## Data supplied:
"""
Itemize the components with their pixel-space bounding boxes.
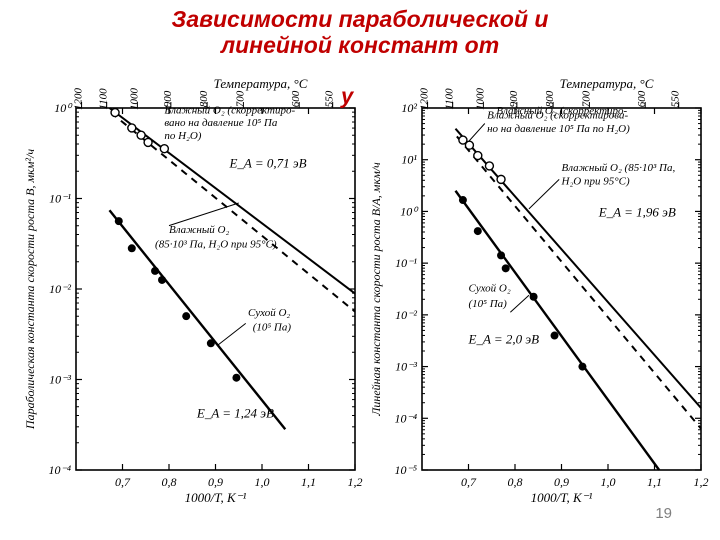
svg-text:1200: 1200: [419, 88, 431, 111]
svg-text:0,7: 0,7: [461, 475, 477, 489]
svg-text:E_A = 1,24 эВ: E_A = 1,24 эВ: [196, 406, 274, 421]
svg-text:(10⁵ Па): (10⁵ Па): [469, 298, 508, 310]
svg-text:E_A = 1,96 эВ: E_A = 1,96 эВ: [598, 205, 676, 220]
svg-text:1,0: 1,0: [255, 475, 270, 489]
svg-text:Влажный O₂ (85·10³ Па,: Влажный O₂ (85·10³ Па,: [562, 162, 676, 174]
svg-text:1200: 1200: [73, 88, 85, 111]
svg-text:1,2: 1,2: [694, 475, 709, 489]
svg-text:1,0: 1,0: [601, 475, 616, 489]
svg-text:у: у: [340, 83, 355, 108]
svg-text:Влажный O₂ (скорректирова-: Влажный O₂ (скорректирова-: [487, 109, 628, 121]
svg-text:Температура, °С: Температура, °С: [214, 78, 308, 91]
svg-text:550: 550: [670, 90, 682, 107]
svg-text:1000: 1000: [128, 88, 140, 111]
left-chart: 10⁻⁴ 10⁻³ 10⁻² 10⁻¹ 10⁰ 0,7 0,8 0,9 1,0 1,1 1,2 120…: [18, 78, 364, 512]
svg-text:0,9: 0,9: [554, 475, 569, 489]
svg-text:но на давление 10⁵ Па по H₂O): но на давление 10⁵ Па по H₂O): [487, 123, 630, 135]
svg-text:по H₂O): по H₂O): [164, 130, 201, 142]
svg-text:E_A = 0,71 эВ: E_A = 0,71 эВ: [228, 156, 306, 171]
svg-text:H₂O при 95°С): H₂O при 95°С): [561, 176, 630, 188]
svg-text:Сухой O₂: Сухой O₂: [248, 307, 290, 319]
svg-text:1,1: 1,1: [647, 475, 662, 489]
svg-text:550: 550: [324, 90, 336, 107]
svg-text:10⁻²: 10⁻²: [395, 308, 417, 322]
svg-text:1000: 1000: [474, 88, 486, 111]
svg-text:10⁰: 10⁰: [54, 101, 73, 115]
svg-text:1000/T, K⁻¹: 1000/T, K⁻¹: [531, 490, 593, 505]
svg-text:10⁻²: 10⁻²: [49, 282, 71, 296]
title-line-2: линейной констант от: [221, 32, 499, 58]
svg-text:1000/T, K⁻¹: 1000/T, K⁻¹: [185, 490, 247, 505]
page-number: 19: [655, 505, 672, 522]
svg-text:Линейная константа скорости ро: Линейная константа скорости роста B/A, м…: [369, 162, 383, 417]
charts-row: 10⁻⁴ 10⁻³ 10⁻² 10⁻¹ 10⁰ 0,7 0,8 0,9 1,0 1,1 1,2 120…: [18, 78, 710, 512]
svg-text:10⁰: 10⁰: [400, 204, 419, 218]
slide-title: Зависимости параболической и линейной ко…: [0, 0, 720, 59]
svg-text:Сухой O₂: Сухой O₂: [469, 283, 511, 295]
right-chart: 10⁻⁵ 10⁻⁴ 10⁻³ 10⁻² 10⁻¹ 10⁰ 10¹ 10² 0,7 0,8 0,9 1,…: [364, 78, 710, 512]
svg-text:E_A = 2,0 эВ: E_A = 2,0 эВ: [468, 331, 540, 346]
svg-text:10⁻¹: 10⁻¹: [395, 256, 417, 270]
svg-text:Температура, °С: Температура, °С: [560, 78, 654, 91]
svg-text:0,8: 0,8: [162, 475, 177, 489]
svg-text:вано на давление 10⁵ Па: вано на давление 10⁵ Па: [164, 117, 278, 129]
svg-text:1100: 1100: [444, 88, 456, 110]
svg-text:10²: 10²: [401, 101, 417, 115]
svg-text:10⁻³: 10⁻³: [49, 373, 71, 387]
svg-text:Влажный O₂: Влажный O₂: [169, 224, 229, 236]
svg-text:(85·10³ Па, H₂O при 95°С): (85·10³ Па, H₂O при 95°С): [155, 238, 277, 250]
svg-text:600: 600: [636, 90, 648, 107]
title-line-1: Зависимости параболической и: [172, 6, 549, 32]
svg-text:10⁻³: 10⁻³: [395, 360, 417, 374]
svg-text:1,2: 1,2: [348, 475, 363, 489]
svg-text:10¹: 10¹: [401, 153, 417, 167]
svg-text:10⁻¹: 10⁻¹: [49, 192, 71, 206]
svg-text:10⁻⁴: 10⁻⁴: [48, 463, 71, 477]
svg-text:Влажный O₂ (скорректиро-: Влажный O₂ (скорректиро-: [164, 104, 295, 116]
svg-text:1100: 1100: [98, 88, 110, 110]
svg-text:0,7: 0,7: [115, 475, 131, 489]
svg-text:0,9: 0,9: [208, 475, 223, 489]
svg-text:10⁻⁴: 10⁻⁴: [394, 411, 417, 425]
svg-text:0,8: 0,8: [508, 475, 523, 489]
svg-text:10⁻⁵: 10⁻⁵: [394, 463, 417, 477]
svg-text:1,1: 1,1: [301, 475, 316, 489]
svg-text:Параболическая константа скоро: Параболическая константа скорости роста …: [23, 149, 37, 430]
svg-text:(10⁵ Па): (10⁵ Па): [253, 322, 292, 334]
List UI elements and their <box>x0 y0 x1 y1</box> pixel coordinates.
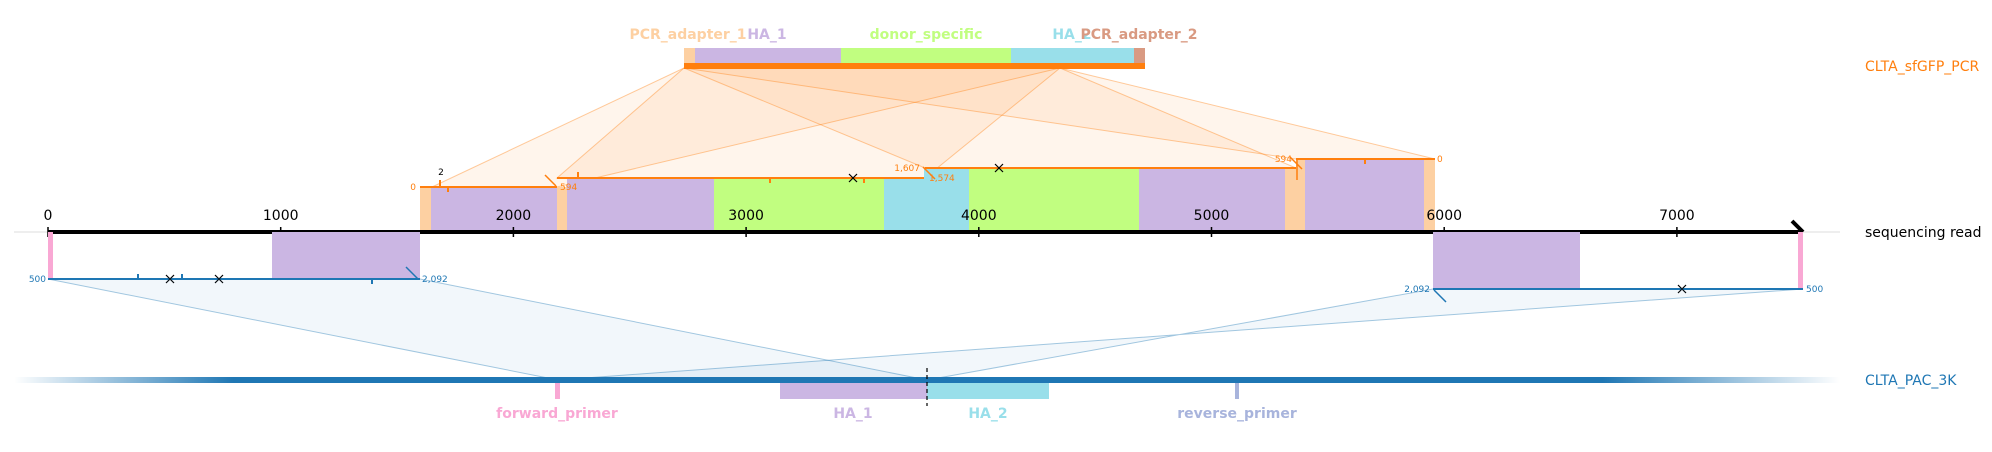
bottom-band-2 <box>557 288 1804 381</box>
top-align-2-ha-1 <box>567 178 714 232</box>
bottom-align-2-forward-primer <box>1798 232 1803 289</box>
top-align-1-pcr-adapter-2 <box>557 187 568 232</box>
top-align-4-ha-1 <box>1305 159 1424 232</box>
read-axis-tick-label: 0 <box>44 208 53 224</box>
top-align-number: 1,574 <box>929 174 955 184</box>
read-axis-end-cap <box>1790 219 1805 234</box>
bottom-feature-forward-primer <box>555 383 560 399</box>
top-feature-label-donor-specific: donor_specific <box>870 27 983 43</box>
top-align-number: 0 <box>410 183 416 193</box>
bottom-alignments: 500 2,092 2,092 500 <box>29 232 1823 303</box>
top-align-number: 2 <box>438 168 444 178</box>
bottom-reference-line <box>14 377 1840 383</box>
top-align-3-ha-2 <box>924 168 969 232</box>
bottom-reference-name: CLTA_PAC_3K <box>1865 373 1957 389</box>
read-track-name: sequencing read <box>1865 225 1981 241</box>
top-align-1-ha-1 <box>431 187 557 232</box>
top-alignment-connections <box>431 67 1436 188</box>
bottom-align-number: 500 <box>29 275 46 285</box>
bottom-feature-label-ha-1: HA_1 <box>833 406 872 422</box>
top-align-2-ha-2 <box>884 178 924 232</box>
top-feature-donor-specific <box>841 48 1011 64</box>
top-reference-track: PCR_adapter_1 HA_1 donor_specific HA_2 P… <box>629 27 1979 75</box>
bottom-reference-track: forward_primer HA_1 HA_2 reverse_primer … <box>14 368 1957 422</box>
top-cross-marker <box>848 173 858 183</box>
bottom-align-number: 2,092 <box>422 275 448 285</box>
bottom-align-1-ha-1 <box>272 232 420 279</box>
top-feature-ha-2 <box>1011 48 1134 64</box>
read-axis-tick-label: 5000 <box>1194 208 1230 224</box>
top-junction-marker <box>544 174 557 187</box>
top-reference-name: CLTA_sfGFP_PCR <box>1865 59 1979 75</box>
bottom-feature-ha-1 <box>780 383 927 399</box>
read-axis-tick-label: 1000 <box>263 208 299 224</box>
top-align-3-ha-1 <box>1139 168 1285 232</box>
read-axis-tick-label: 2000 <box>496 208 532 224</box>
bottom-alignment-connections <box>47 278 1804 381</box>
bottom-cross-marker <box>214 274 224 284</box>
read-axis-tick-label: 3000 <box>728 208 764 224</box>
read-axis-tick-label: 7000 <box>1659 208 1695 224</box>
bottom-align-1-forward-primer <box>48 232 53 279</box>
top-cross-marker <box>994 163 1004 173</box>
top-feature-label-pcr-adapter-2: PCR_adapter_2 <box>1080 27 1197 43</box>
bottom-cross-marker <box>165 274 175 284</box>
bottom-junction-marker <box>405 266 419 280</box>
bottom-cross-marker <box>1677 284 1687 294</box>
top-feature-ha-1 <box>695 48 841 64</box>
top-alignments: 0 2 594 1,607 1,574 594 0 <box>410 155 1443 232</box>
top-feature-pcr-adapter-2 <box>1134 48 1145 64</box>
top-junction-marker <box>922 166 936 180</box>
top-align-number: 594 <box>560 183 577 193</box>
read-axis-tick-label: 4000 <box>961 208 997 224</box>
bottom-align-number: 500 <box>1806 285 1823 295</box>
top-align-3-donor-specific <box>969 168 1139 232</box>
top-align-number: 1,607 <box>894 164 920 174</box>
top-align-3-pcr-adapter-2 <box>1285 168 1296 232</box>
top-feature-label-pcr-adapter-1: PCR_adapter_1 <box>629 27 746 43</box>
bottom-feature-reverse-primer <box>1235 383 1239 399</box>
top-feature-label-ha-1: HA_1 <box>747 27 786 43</box>
bottom-feature-ha-2 <box>927 383 1049 399</box>
bottom-feature-label-reverse-primer: reverse_primer <box>1177 406 1297 422</box>
bottom-feature-label-ha-2: HA_2 <box>968 406 1007 422</box>
top-junction-marker <box>1289 156 1303 170</box>
top-align-4-pcr-adapter-2 <box>1424 159 1435 232</box>
top-reference-line <box>684 63 1145 69</box>
top-align-1-pcr-adapter-1 <box>420 187 431 232</box>
top-align-4-pcr-adapter-1 <box>1296 159 1305 232</box>
bottom-align-number: 2,092 <box>1404 285 1430 295</box>
top-align-number: 594 <box>1275 155 1292 165</box>
top-feature-pcr-adapter-1 <box>684 48 695 64</box>
top-align-2-donor-specific <box>714 178 884 232</box>
bottom-align-2-ha-1 <box>1433 232 1580 289</box>
bottom-junction-marker <box>1433 289 1447 303</box>
bottom-feature-label-forward-primer: forward_primer <box>496 406 618 422</box>
read-axis-tick-label: 6000 <box>1426 208 1462 224</box>
top-feature-label-ha-2: HA_2 <box>1052 27 1091 43</box>
top-align-number: 0 <box>1437 155 1443 165</box>
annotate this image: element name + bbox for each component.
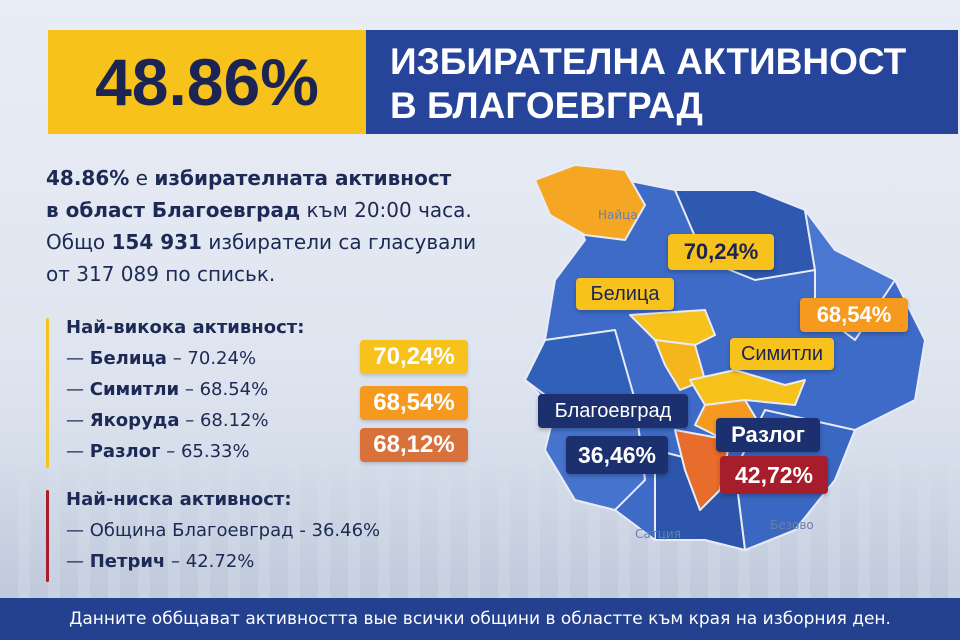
highest-turnout-list: Най-викока активност: — Белица – 70.24% … xyxy=(46,312,305,468)
map-town-satsiya: Сатция xyxy=(635,527,681,541)
map-value-top: 70,24% xyxy=(668,234,774,270)
lowest-heading: Най-ниска активност: xyxy=(66,489,292,510)
summary-text-2: към 20:00 часа. xyxy=(300,198,472,222)
list-item: — Якоруда – 68.12% xyxy=(66,410,269,431)
lowest-accent-bar xyxy=(46,490,49,582)
turnout-percent: 48.86% xyxy=(48,30,366,134)
summary-bold-2: в област Благоевград xyxy=(46,198,301,222)
page-title: ИЗБИРАТЕЛНА АКТИВНОСТ В БЛАГОЕВГРАД xyxy=(366,30,958,134)
summary-text-1: е xyxy=(129,166,155,190)
summary-percent: 48.86% xyxy=(46,166,130,190)
map-value-right: 68,54% xyxy=(800,298,908,332)
map-value-blagoevgrad: 36,46% xyxy=(566,436,668,474)
map-town-bezovo: Безово xyxy=(770,518,814,532)
summary-text-3b: избиратели са гласували xyxy=(201,230,477,254)
map-area-naitsa xyxy=(534,164,646,241)
summary-text: 48.86% е избирателната активност в облас… xyxy=(46,162,536,290)
footer-note: Данните оббщават активността вые всички … xyxy=(0,598,960,640)
map-label-belitsa: Белица xyxy=(576,278,674,310)
lowest-turnout-list: Най-ниска активност: — Община Благоевгра… xyxy=(46,484,381,582)
map-label-simitli: Симитли xyxy=(730,338,834,370)
highest-accent-bar xyxy=(46,318,49,468)
map-area-belitsa xyxy=(629,309,716,346)
list-item: — Разлог – 65.33% xyxy=(66,441,250,462)
badge-simitli: 68,54% xyxy=(360,386,468,420)
badge-belitsa: 70,24% xyxy=(360,340,468,374)
map-label-razlog: Разлог xyxy=(716,418,820,452)
list-item: — Симитли – 68.54% xyxy=(66,379,269,400)
list-item: — Белица – 70.24% xyxy=(66,348,257,369)
badge-yakoruda: 68,12% xyxy=(360,428,468,462)
summary-bold-1: избирателната активност xyxy=(154,166,452,190)
region-map xyxy=(524,164,926,551)
summary-text-3a: Общо xyxy=(46,230,112,254)
list-item: — Петрич – 42.72% xyxy=(66,551,255,572)
map-label-blagoevgrad: Благоевград xyxy=(538,394,688,428)
title-line-1: ИЗБИРАТЕЛНА АКТИВНОСТ xyxy=(390,41,907,82)
title-line-2: В БЛАГОЕВГРАД xyxy=(390,85,703,126)
header-banner: 48.86% ИЗБИРАТЕЛНА АКТИВНОСТ В БЛАГОЕВГР… xyxy=(48,30,958,134)
highest-heading: Най-викока активност: xyxy=(66,317,305,338)
map-value-razlog: 42,72% xyxy=(720,456,828,494)
map-town-naitsa: Найца xyxy=(598,208,638,222)
voters-count: 154 931 xyxy=(111,230,202,254)
summary-text-4: от 317 089 по списьк. xyxy=(46,262,276,286)
list-item: — Община Благоевград - 36.46% xyxy=(66,520,381,541)
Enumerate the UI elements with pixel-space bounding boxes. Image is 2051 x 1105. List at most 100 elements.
"""
In the items above, take the lines from the line with "highest-turnout-list: Най-викока активност: —" to the line with "list-item: — Симитли" and write them out again, swapping "list-item" for "list-entry" and leaving everything else unchanged.

highest-turnout-list: Най-викока активност: — Белица – 70.24% … xyxy=(46,312,305,468)
map-town-satsiya: Сатция xyxy=(635,527,681,541)
map-value-top: 70,24% xyxy=(668,234,774,270)
lowest-heading: Най-ниска активност: xyxy=(66,489,292,510)
summary-text-2: към 20:00 часа. xyxy=(300,198,472,222)
list-entry: — Якоруда – 68.12% xyxy=(66,410,269,431)
lowest-accent-bar xyxy=(46,490,49,582)
turnout-percent: 48.86% xyxy=(48,30,366,134)
summary-bold-2: в област Благоевград xyxy=(46,198,301,222)
page-title: ИЗБИРАТЕЛНА АКТИВНОСТ В БЛАГОЕВГРАД xyxy=(366,30,958,134)
summary-text-1: е xyxy=(129,166,155,190)
summary-percent: 48.86% xyxy=(46,166,130,190)
map-value-right: 68,54% xyxy=(800,298,908,332)
map-value-blagoevgrad: 36,46% xyxy=(566,436,668,474)
map-town-bezovo: Безово xyxy=(770,518,814,532)
summary-text-3b: избиратели са гласували xyxy=(201,230,477,254)
map-area-naitsa xyxy=(534,164,646,241)
summary-text: 48.86% е избирателната активност в облас… xyxy=(46,162,536,290)
footer-note: Данните оббщават активността вые всички … xyxy=(0,598,960,640)
map-label-belitsa: Белица xyxy=(576,278,674,310)
lowest-turnout-list: Най-ниска активност: — Община Благоевгра… xyxy=(46,484,381,582)
map-label-simitli: Симитли xyxy=(730,338,834,370)
highest-accent-bar xyxy=(46,318,49,468)
map-area-belitsa xyxy=(629,309,716,346)
list-entry: — Разлог – 65.33% xyxy=(66,441,250,462)
badge-simitli: 68,54% xyxy=(360,386,468,420)
badge-belitsa: 70,24% xyxy=(360,340,468,374)
map-label-razlog: Разлог xyxy=(716,418,820,452)
list-entry: — Симитли – 68.54% xyxy=(66,379,269,400)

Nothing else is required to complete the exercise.